• _TEXT EXCERPT_:

-- Opening Marker --

On 7/2/21 8:35 AM, Collins, Brian (CAI - Atlanta) wrote:

Thanks for the quick reply, Mark.

Also, thank you to you and the folks at Red Hat for all the work in the newer releases.  Two things stand out: dsconf and not having to run X.  There is much more, but those two are a great benefit.

Thanks, that's nice to hear!  Wait until the UI rewrite is done ;-)

 

So I executed the following, named fixreferral.ldif

dn: cn=dc\3Dexample\2Cdc\3Dcom,cn=mapping tree,cn=config

changetype: modify

replace: nsslapd-referral

nsslapd-referral: ldaps://auth01.example.com:636/dc%3Dexample%2Cdc%3Dcom

nsslapd-referral: ldaps://auth02.example.com:636/dc%3Dexample%2Cdc%3Dcom

 

Using: ldapmodify -x -D "cn=Directory Manager" -W -H ldaps://auth04 -f fixreferral.ldif

Then issued: systemctl restart dirsrv@auth04

 

When I checked, however, it had reverted to:

# grep nsslapd-referral dse.ldif

nsslapd-referral: ldap://auth01.example.com:389/dc%3Dexample%2Cdc

nsslapd-referral: ldap://auth02.example.com:389/dc%3Dexample%2Cdc

 

BUT... dse.ldif.startOK has this:

nsslapd-referral: ldaps://auth01.example.com:636/dc%3Dexample%2Cd

nsslapd-referral: ldaps://auth02.example.com:636/dc%3Dexample%2Cd

 

So it would appear to be reverting AFTER the restart.  Which makes me think it's something that it is receiving from the supplier possibly?

-- Closing Marker --

• _REQUIRED ACTION 1_: In the message about the LDAP referral setting, why does the writer conclude that the change is reverting after the restart? Answer in one to three sentences.
• _REQUIRED ACTION 2_: Carry on the message about the LDAP referral setting from its final sentence.

Document understanding data:
-- Opening Marker --

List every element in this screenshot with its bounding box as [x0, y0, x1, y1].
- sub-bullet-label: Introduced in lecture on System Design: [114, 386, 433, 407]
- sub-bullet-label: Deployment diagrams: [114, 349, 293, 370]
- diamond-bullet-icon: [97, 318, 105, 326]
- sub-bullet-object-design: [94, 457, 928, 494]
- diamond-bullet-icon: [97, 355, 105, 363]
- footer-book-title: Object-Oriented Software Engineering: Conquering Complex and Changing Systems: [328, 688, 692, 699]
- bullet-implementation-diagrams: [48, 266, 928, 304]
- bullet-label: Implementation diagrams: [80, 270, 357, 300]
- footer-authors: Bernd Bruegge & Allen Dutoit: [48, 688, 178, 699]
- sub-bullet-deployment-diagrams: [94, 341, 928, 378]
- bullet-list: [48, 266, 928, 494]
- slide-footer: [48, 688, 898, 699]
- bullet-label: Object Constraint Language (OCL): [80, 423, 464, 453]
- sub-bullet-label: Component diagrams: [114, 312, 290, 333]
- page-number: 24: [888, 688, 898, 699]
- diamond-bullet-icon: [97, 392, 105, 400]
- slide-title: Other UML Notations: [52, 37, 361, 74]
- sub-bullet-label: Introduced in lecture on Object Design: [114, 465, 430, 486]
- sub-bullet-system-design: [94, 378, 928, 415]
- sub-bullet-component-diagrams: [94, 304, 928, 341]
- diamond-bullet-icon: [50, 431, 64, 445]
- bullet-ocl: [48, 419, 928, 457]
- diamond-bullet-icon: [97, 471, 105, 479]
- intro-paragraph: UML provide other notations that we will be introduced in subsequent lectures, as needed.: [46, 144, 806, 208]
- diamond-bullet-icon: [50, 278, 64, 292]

-- Closing Marker --

• _RESPONSE BOX 1_: After the restart, dse.ldif shows the old referrals (ldap on port 389), but dse.ldif.startOK still holds the new ldaps referrals on port 636. This leads the writer to suspect the setting is being received from the supplier.

• _RESPONSE BOX 2_:
Ugh, so the replication plugin is probably rewriting it.  Odd that it "worked" in 1.3.x because I don't recall any changes around referrals in a long time.  We will need investigate it.  Can you open a github issue describing the issue, and how it's blocking password updates?

https://github.com/389ds/389-ds-base/issues/new/choose

Thanks,
Mark

 

Thanks again,

Brian

 

 

From: Mark Reynolds <mareynol@redhat.com>
Date: Thursday, July 1, 2021 at 8:22 PM
To: "General discussion list for the 389 Directory server project." <389-users@lists.fedoraproject.org>, "Collins, Brian (CAI - Atlanta)" <Brian.Collins@coxautoinc.com>
Subject: Re: [389-users] Replica's nsslapd-referral uri is ldap: instead of ldap:

 

Hi Brian,

You can just change nsslapd-referral attribute to use ldaps instead of ldap. 

Now you "should" be able to do that in the console, but I just found out that there is a bug in the console where we don't actually grab the referrals from the mapping tree entry.  <sigh>  Glad I found it now because the cockpit console is going through a rewrite (to migrate to Patternfly 4).  So I will fix that, but it doesn't help you today.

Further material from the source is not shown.